▸ Stated task
Set the listing down again in full, word for word, with the pictures left out.

** Start of Source records **

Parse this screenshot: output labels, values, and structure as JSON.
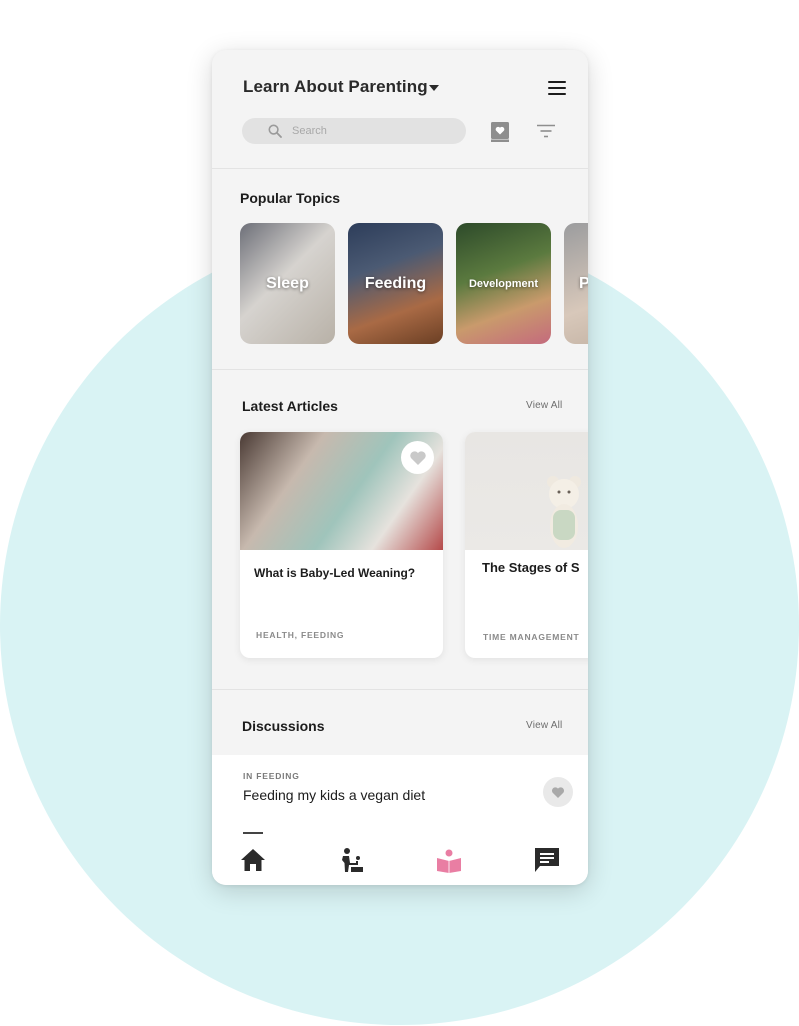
{
  "header": {
    "title": "Learn About Parenting",
    "search_placeholder": "Search"
  },
  "icons": {
    "title_dropdown": "caret-down-icon",
    "menu": "hamburger-menu-icon",
    "search": "search-icon",
    "saved": "bookmark-heart-icon",
    "filter": "filter-icon"
  },
  "popular_topics": {
    "title": "Popular Topics",
    "items": [
      {
        "label": "Sleep"
      },
      {
        "label": "Feeding"
      },
      {
        "label": "Development"
      },
      {
        "label": "P"
      }
    ]
  },
  "latest_articles": {
    "title": "Latest Articles",
    "view_all": "View All",
    "items": [
      {
        "title": "What is Baby-Led Weaning?",
        "tags": "HEALTH, FEEDING"
      },
      {
        "title": "The Stages of S",
        "tags": "TIME MANAGEMENT"
      }
    ]
  },
  "discussions": {
    "title": "Discussions",
    "view_all": "View All",
    "items": [
      {
        "category": "IN FEEDING",
        "title": "Feeding my kids a vegan diet"
      }
    ]
  },
  "bottom_nav": {
    "items": [
      {
        "icon": "home-icon"
      },
      {
        "icon": "baby-care-icon"
      },
      {
        "icon": "learn-book-icon",
        "active": true
      },
      {
        "icon": "chat-icon"
      }
    ]
  },
  "colors": {
    "background_circle": "#d9f3f4",
    "accent": "#e97ea3",
    "screen_bg": "#f4f4f4",
    "text_primary": "#1c1c1c"
  }
}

** End of Source records **

▸ The reply
Parse this screenshot: output labels, values, and structure as JSON.
{
  "header": {
    "title": "Learn About Parenting",
    "search_placeholder": "Search"
  },
  "icons": {
    "title_dropdown": "caret-down-icon",
    "menu": "hamburger-menu-icon",
    "search": "search-icon",
    "saved": "bookmark-heart-icon",
    "filter": "filter-icon"
  },
  "popular_topics": {
    "title": "Popular Topics",
    "items": [
      {
        "label": "Sleep"
      },
      {
        "label": "Feeding"
      },
      {
        "label": "Development"
      },
      {
        "label": "P"
      }
    ]
  },
  "latest_articles": {
    "title": "Latest Articles",
    "view_all": "View All",
    "items": [
      {
        "title": "What is Baby-Led Weaning?",
        "tags": "HEALTH, FEEDING"
      },
      {
        "title": "The Stages of S",
        "tags": "TIME MANAGEMENT"
      }
    ]
  },
  "discussions": {
    "title": "Discussions",
    "view_all": "View All",
    "items": [
      {
        "category": "IN FEEDING",
        "title": "Feeding my kids a vegan diet"
      }
    ]
  },
  "bottom_nav": {
    "items": [
      {
        "icon": "home-icon"
      },
      {
        "icon": "baby-care-icon"
      },
      {
        "icon": "learn-book-icon",
        "active": true
      },
      {
        "icon": "chat-icon"
      }
    ]
  },
  "colors": {
    "background_circle": "#d9f3f4",
    "accent": "#e97ea3",
    "screen_bg": "#f4f4f4",
    "text_primary": "#1c1c1c"
  }
}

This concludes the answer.